== Exercise prompt ==
Pull out from the material below all lines with "Freiraumgestaltung".

== Rows ==
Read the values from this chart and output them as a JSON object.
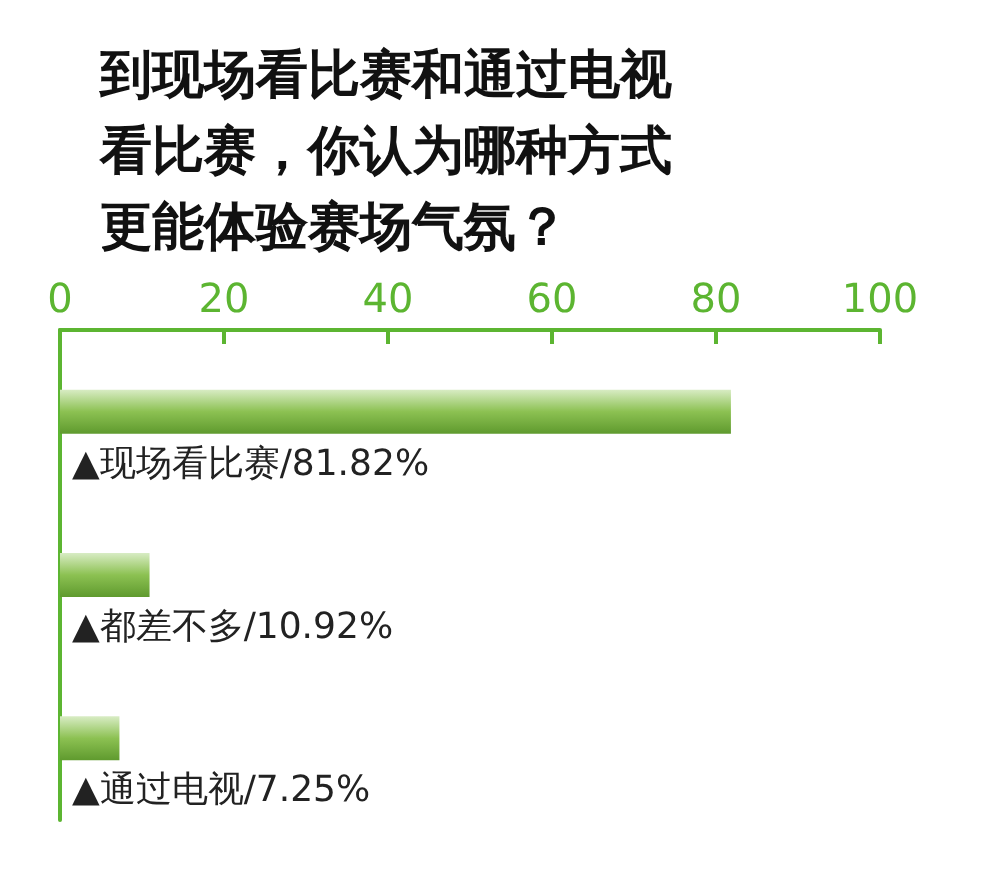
{
  "chart_data": {
    "type": "bar",
    "orientation": "horizontal",
    "title": "到现场看比赛和通过电视看比赛，你认为哪种方式更能体验赛场气氛？",
    "categories": [
      null,
      null,
      null
    ],
    "values": [
      81.82,
      10.92,
      7.25
    ],
    "value_labels": [
      "▲现场看比赛/81.82%",
      "▲都差不多/10.92%",
      "▲通过电视/7.25%"
    ],
    "color": "#8cc152",
    "xlim": [
      0,
      100
    ],
    "xticks": [
      0,
      20,
      40,
      60,
      80,
      100
    ],
    "tick_labels": "x",
    "grid": false
  }
}
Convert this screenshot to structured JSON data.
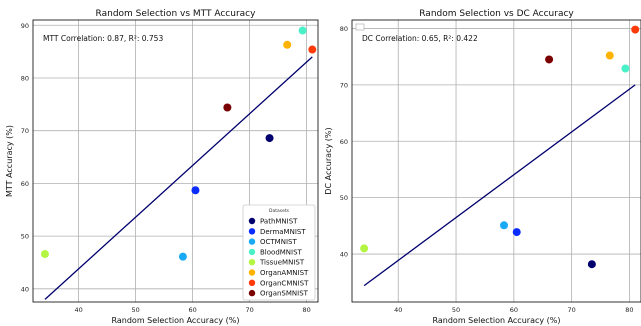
{
  "chart_data": [
    {
      "type": "scatter",
      "title": "Random Selection vs MTT Accuracy",
      "xlabel": "Random Selection Accuracy (%)",
      "ylabel": "MTT Accuracy (%)",
      "xlim": [
        32,
        82
      ],
      "ylim": [
        37.5,
        91
      ],
      "xticks": [
        40,
        50,
        60,
        70,
        80
      ],
      "yticks": [
        40,
        50,
        60,
        70,
        80,
        90
      ],
      "grid": true,
      "annotation": "MTT Correlation: 0.87, R²: 0.753",
      "legend": {
        "title": "Datasets",
        "position": "lower-right",
        "entries": [
          "PathMNIST",
          "DermaMNIST",
          "OCTMNIST",
          "BloodMNIST",
          "TissueMNIST",
          "OrganAMNIST",
          "OrganCMNIST",
          "OrganSMNIST"
        ]
      },
      "points": [
        {
          "name": "PathMNIST",
          "x": 73.5,
          "y": 68.6,
          "color": "#00006e"
        },
        {
          "name": "DermaMNIST",
          "x": 60.5,
          "y": 58.7,
          "color": "#0a2cff"
        },
        {
          "name": "OCTMNIST",
          "x": 58.3,
          "y": 46.1,
          "color": "#1aaaf5"
        },
        {
          "name": "BloodMNIST",
          "x": 79.3,
          "y": 89.0,
          "color": "#4af0c8"
        },
        {
          "name": "TissueMNIST",
          "x": 34.1,
          "y": 46.6,
          "color": "#b4f544"
        },
        {
          "name": "OrganAMNIST",
          "x": 76.6,
          "y": 86.3,
          "color": "#ffb300"
        },
        {
          "name": "OrganCMNIST",
          "x": 81.0,
          "y": 85.4,
          "color": "#ff3a0a"
        },
        {
          "name": "OrganSMNIST",
          "x": 66.1,
          "y": 74.4,
          "color": "#7a0000"
        }
      ],
      "fit_line": {
        "x": [
          34.1,
          81.0
        ],
        "y": [
          38.0,
          84.0
        ],
        "color": "#00006e"
      }
    },
    {
      "type": "scatter",
      "title": "Random Selection vs DC Accuracy",
      "xlabel": "Random Selection Accuracy (%)",
      "ylabel": "DC Accuracy (%)",
      "xlim": [
        32,
        82
      ],
      "ylim": [
        31.5,
        81.5
      ],
      "xticks": [
        40,
        50,
        60,
        70,
        80
      ],
      "yticks": [
        40,
        50,
        60,
        70,
        80
      ],
      "grid": true,
      "annotation": "DC Correlation: 0.65, R²: 0.422",
      "legend": {
        "position": "upper-left",
        "entries": [
          ""
        ]
      },
      "points": [
        {
          "name": "PathMNIST",
          "x": 73.5,
          "y": 38.2,
          "color": "#00006e"
        },
        {
          "name": "DermaMNIST",
          "x": 60.5,
          "y": 43.9,
          "color": "#0a2cff"
        },
        {
          "name": "OCTMNIST",
          "x": 58.3,
          "y": 45.1,
          "color": "#1aaaf5"
        },
        {
          "name": "BloodMNIST",
          "x": 79.3,
          "y": 72.9,
          "color": "#4af0c8"
        },
        {
          "name": "TissueMNIST",
          "x": 34.1,
          "y": 41.0,
          "color": "#b4f544"
        },
        {
          "name": "OrganAMNIST",
          "x": 76.6,
          "y": 75.2,
          "color": "#ffb300"
        },
        {
          "name": "OrganCMNIST",
          "x": 81.0,
          "y": 79.8,
          "color": "#ff3a0a"
        },
        {
          "name": "OrganSMNIST",
          "x": 66.1,
          "y": 74.5,
          "color": "#7a0000"
        }
      ],
      "fit_line": {
        "x": [
          34.1,
          81.0
        ],
        "y": [
          34.4,
          70.0
        ],
        "color": "#00006e"
      }
    }
  ]
}
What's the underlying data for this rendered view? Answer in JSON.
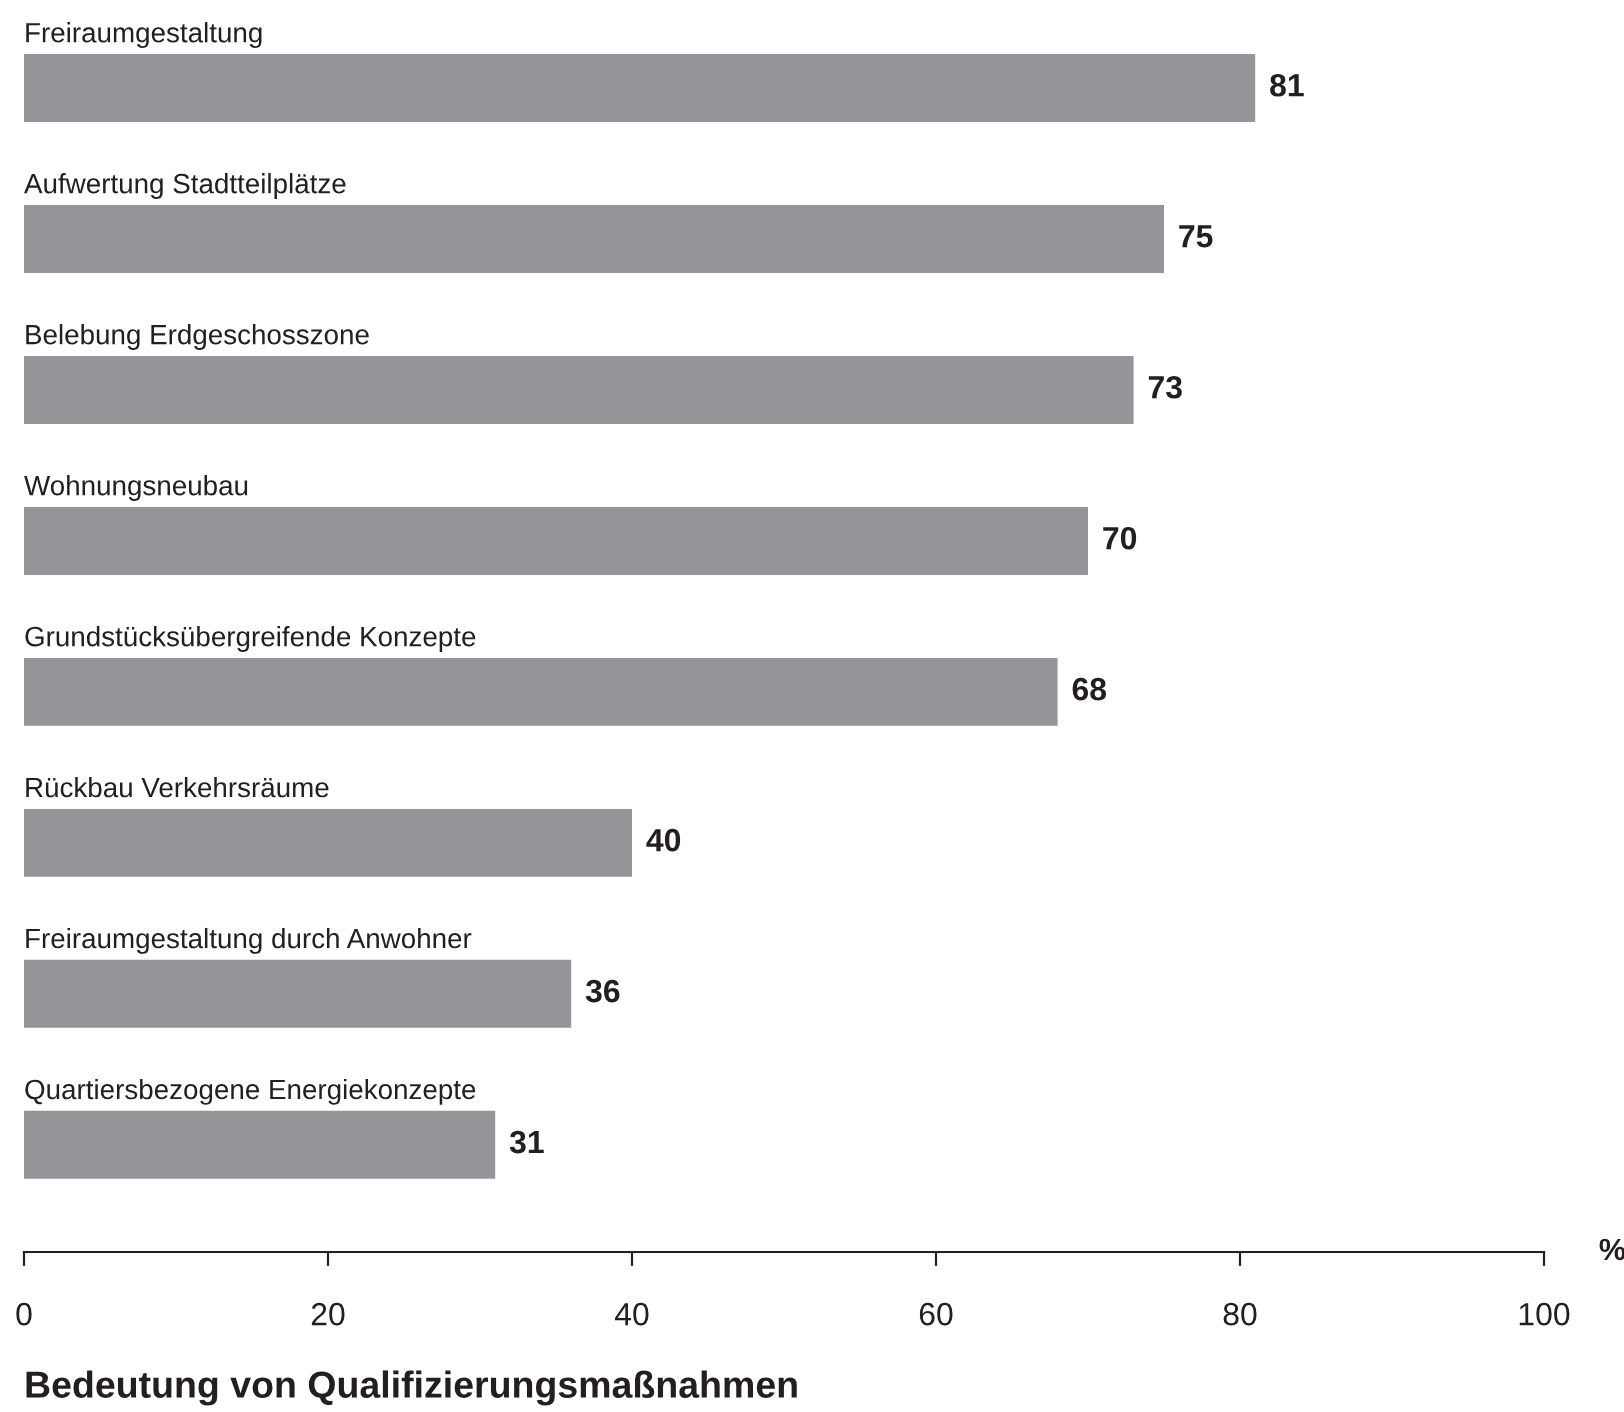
{
  "chart_data": {
    "type": "bar",
    "orientation": "horizontal",
    "title": "Bedeutung von Qualifizierungsmaßnahmen",
    "xlabel": "%",
    "categories": [
      "Freiraumgestaltung",
      "Aufwertung Stadtteilplätze",
      "Belebung Erdgeschosszone",
      "Wohnungsneubau",
      "Grundstücksübergreifende Konzepte",
      "Rückbau Verkehrsräume",
      "Freiraumgestaltung durch Anwohner",
      "Quartiersbezogene Energiekonzepte"
    ],
    "values": [
      81,
      75,
      73,
      70,
      68,
      40,
      36,
      31
    ],
    "color": "#939598",
    "xlim": [
      0,
      100
    ],
    "xticks": [
      0,
      20,
      40,
      60,
      80,
      100
    ],
    "data_labels": true
  }
}
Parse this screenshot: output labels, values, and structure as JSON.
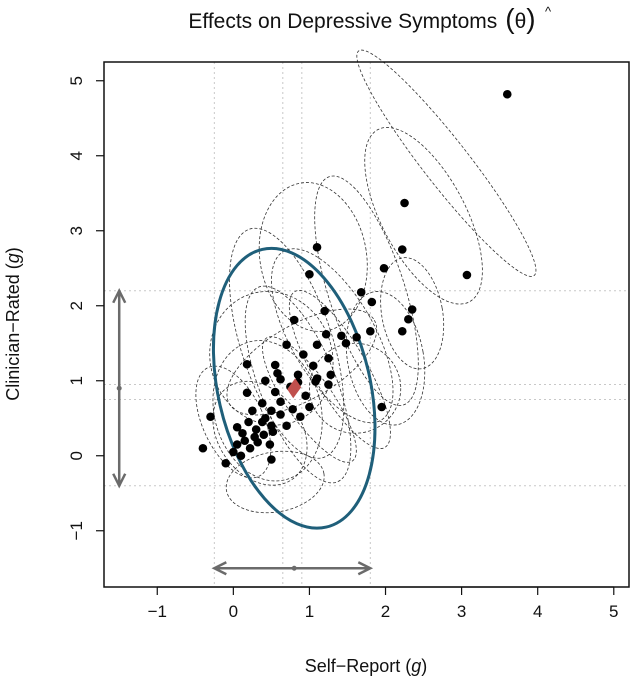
{
  "chart_data": {
    "type": "scatter",
    "title": "Effects on Depressive Symptoms",
    "title_symbol": "θ",
    "title_hat": "^",
    "xlabel": "Self−Report",
    "ylabel": "Clinician−Rated",
    "axis_unit": "g",
    "xlim": [
      -1.7,
      5.2
    ],
    "ylim": [
      -1.75,
      5.25
    ],
    "xticks": [
      -1,
      0,
      1,
      2,
      3,
      4,
      5
    ],
    "yticks": [
      -1,
      0,
      1,
      2,
      3,
      4,
      5
    ],
    "xtick_labels": [
      "−1",
      "0",
      "1",
      "2",
      "3",
      "4",
      "5"
    ],
    "ytick_labels": [
      "−1",
      "0",
      "1",
      "2",
      "3",
      "4",
      "5"
    ],
    "pooled_estimate": {
      "x": 0.8,
      "y": 0.9,
      "color": "#c0504d"
    },
    "prediction_ellipse": {
      "cx": 0.8,
      "cy": 0.9,
      "rx": 1.0,
      "ry": 1.9,
      "angle_deg": -13,
      "color": "#1f5f7a"
    },
    "self_report_interval": [
      -0.25,
      1.8
    ],
    "clinician_interval": [
      -0.4,
      2.2
    ],
    "reference_lines_x": [
      -0.25,
      0.65,
      0.9,
      1.8
    ],
    "reference_lines_y": [
      -0.4,
      0.75,
      0.95,
      2.2
    ],
    "points": [
      {
        "x": 3.6,
        "y": 4.82
      },
      {
        "x": 2.25,
        "y": 3.37
      },
      {
        "x": 1.1,
        "y": 2.78
      },
      {
        "x": 2.22,
        "y": 2.75
      },
      {
        "x": 1.0,
        "y": 2.42
      },
      {
        "x": 1.98,
        "y": 2.5
      },
      {
        "x": 3.07,
        "y": 2.41
      },
      {
        "x": 2.35,
        "y": 1.95
      },
      {
        "x": 1.68,
        "y": 2.18
      },
      {
        "x": 1.2,
        "y": 1.93
      },
      {
        "x": 1.82,
        "y": 2.05
      },
      {
        "x": 0.8,
        "y": 1.81
      },
      {
        "x": 2.3,
        "y": 1.82
      },
      {
        "x": 2.22,
        "y": 1.66
      },
      {
        "x": 1.8,
        "y": 1.66
      },
      {
        "x": 1.62,
        "y": 1.58
      },
      {
        "x": 1.42,
        "y": 1.6
      },
      {
        "x": 1.22,
        "y": 1.62
      },
      {
        "x": 1.48,
        "y": 1.5
      },
      {
        "x": 1.1,
        "y": 1.48
      },
      {
        "x": 0.7,
        "y": 1.48
      },
      {
        "x": 0.92,
        "y": 1.35
      },
      {
        "x": 1.25,
        "y": 1.3
      },
      {
        "x": 1.05,
        "y": 1.2
      },
      {
        "x": 0.55,
        "y": 1.21
      },
      {
        "x": 0.18,
        "y": 1.22
      },
      {
        "x": 1.28,
        "y": 1.08
      },
      {
        "x": 1.08,
        "y": 0.99
      },
      {
        "x": 0.85,
        "y": 1.08
      },
      {
        "x": 0.62,
        "y": 1.02
      },
      {
        "x": 0.42,
        "y": 1.0
      },
      {
        "x": 1.25,
        "y": 0.95
      },
      {
        "x": 0.75,
        "y": 0.92
      },
      {
        "x": 0.55,
        "y": 0.85
      },
      {
        "x": 0.18,
        "y": 0.84
      },
      {
        "x": 0.95,
        "y": 0.8
      },
      {
        "x": 0.62,
        "y": 0.72
      },
      {
        "x": 0.38,
        "y": 0.7
      },
      {
        "x": 1.0,
        "y": 0.65
      },
      {
        "x": 0.78,
        "y": 0.62
      },
      {
        "x": 0.5,
        "y": 0.6
      },
      {
        "x": 0.25,
        "y": 0.6
      },
      {
        "x": 0.88,
        "y": 0.52
      },
      {
        "x": 0.62,
        "y": 0.55
      },
      {
        "x": 0.42,
        "y": 0.5
      },
      {
        "x": 0.2,
        "y": 0.45
      },
      {
        "x": 0.7,
        "y": 0.4
      },
      {
        "x": 0.5,
        "y": 0.4
      },
      {
        "x": 0.05,
        "y": 0.38
      },
      {
        "x": 0.3,
        "y": 0.35
      },
      {
        "x": 0.52,
        "y": 0.32
      },
      {
        "x": 0.12,
        "y": 0.3
      },
      {
        "x": 0.4,
        "y": 0.28
      },
      {
        "x": -0.3,
        "y": 0.52
      },
      {
        "x": 0.15,
        "y": 0.2
      },
      {
        "x": 0.32,
        "y": 0.18
      },
      {
        "x": 0.48,
        "y": 0.15
      },
      {
        "x": 0.05,
        "y": 0.15
      },
      {
        "x": 0.22,
        "y": 0.1
      },
      {
        "x": -0.4,
        "y": 0.1
      },
      {
        "x": 0.0,
        "y": 0.05
      },
      {
        "x": 0.5,
        "y": -0.05
      },
      {
        "x": -0.1,
        "y": -0.1
      },
      {
        "x": 0.1,
        "y": 0.0
      },
      {
        "x": 1.95,
        "y": 0.65
      },
      {
        "x": 0.85,
        "y": 0.98
      },
      {
        "x": 0.58,
        "y": 1.1
      },
      {
        "x": 1.1,
        "y": 1.03
      },
      {
        "x": 0.38,
        "y": 0.45
      },
      {
        "x": 0.28,
        "y": 0.25
      }
    ],
    "study_ellipses": [
      {
        "cx": 2.8,
        "cy": 3.9,
        "rx": 0.3,
        "ry": 1.9,
        "angle_deg": -38
      },
      {
        "cx": 2.5,
        "cy": 3.2,
        "rx": 0.55,
        "ry": 1.3,
        "angle_deg": -28
      },
      {
        "cx": 1.05,
        "cy": 2.65,
        "rx": 0.7,
        "ry": 1.0,
        "angle_deg": -10
      },
      {
        "cx": 1.75,
        "cy": 2.2,
        "rx": 0.5,
        "ry": 1.6,
        "angle_deg": -18
      },
      {
        "cx": 2.35,
        "cy": 1.9,
        "rx": 0.4,
        "ry": 0.75,
        "angle_deg": -10
      },
      {
        "cx": 1.3,
        "cy": 1.6,
        "rx": 0.55,
        "ry": 1.3,
        "angle_deg": -30
      },
      {
        "cx": 0.7,
        "cy": 1.5,
        "rx": 0.6,
        "ry": 1.6,
        "angle_deg": -18
      },
      {
        "cx": 1.4,
        "cy": 1.15,
        "rx": 0.35,
        "ry": 1.2,
        "angle_deg": -30
      },
      {
        "cx": 0.85,
        "cy": 0.95,
        "rx": 0.5,
        "ry": 1.4,
        "angle_deg": -22
      },
      {
        "cx": 0.45,
        "cy": 0.6,
        "rx": 0.7,
        "ry": 0.95,
        "angle_deg": -15
      },
      {
        "cx": 1.0,
        "cy": 0.75,
        "rx": 0.3,
        "ry": 1.0,
        "angle_deg": -35
      },
      {
        "cx": 0.35,
        "cy": 0.3,
        "rx": 0.55,
        "ry": 0.75,
        "angle_deg": -35
      },
      {
        "cx": 0.0,
        "cy": 0.45,
        "rx": 0.4,
        "ry": 0.8,
        "angle_deg": -25
      },
      {
        "cx": 0.55,
        "cy": -0.35,
        "rx": 0.65,
        "ry": 0.4,
        "angle_deg": -10
      },
      {
        "cx": 0.5,
        "cy": 1.3,
        "rx": 0.8,
        "ry": 0.9,
        "angle_deg": -20
      },
      {
        "cx": 2.0,
        "cy": 1.3,
        "rx": 0.5,
        "ry": 0.9,
        "angle_deg": -10
      },
      {
        "cx": 1.6,
        "cy": 0.9,
        "rx": 0.6,
        "ry": 0.6,
        "angle_deg": 0
      },
      {
        "cx": 0.9,
        "cy": 1.25,
        "rx": 1.1,
        "ry": 0.5,
        "angle_deg": -30
      }
    ]
  }
}
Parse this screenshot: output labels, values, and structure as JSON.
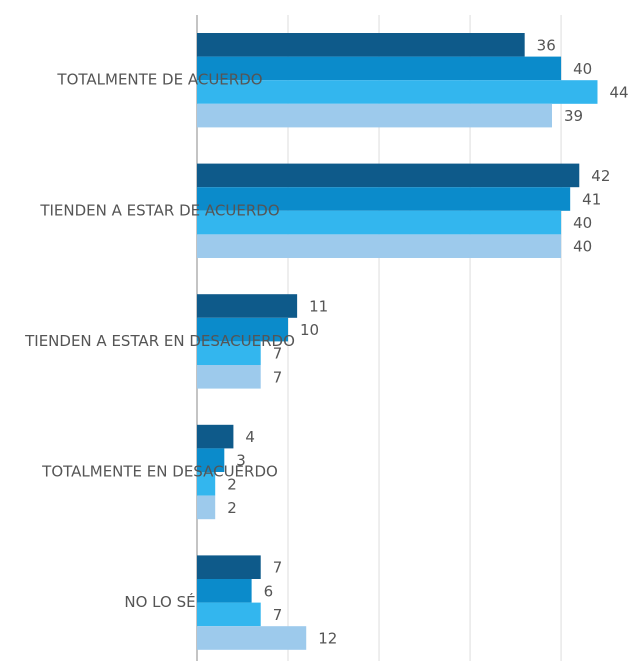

== Output for this task ==
      "Freiraumgestaltung",
      "Freiraumgestaltung durch Anwohner",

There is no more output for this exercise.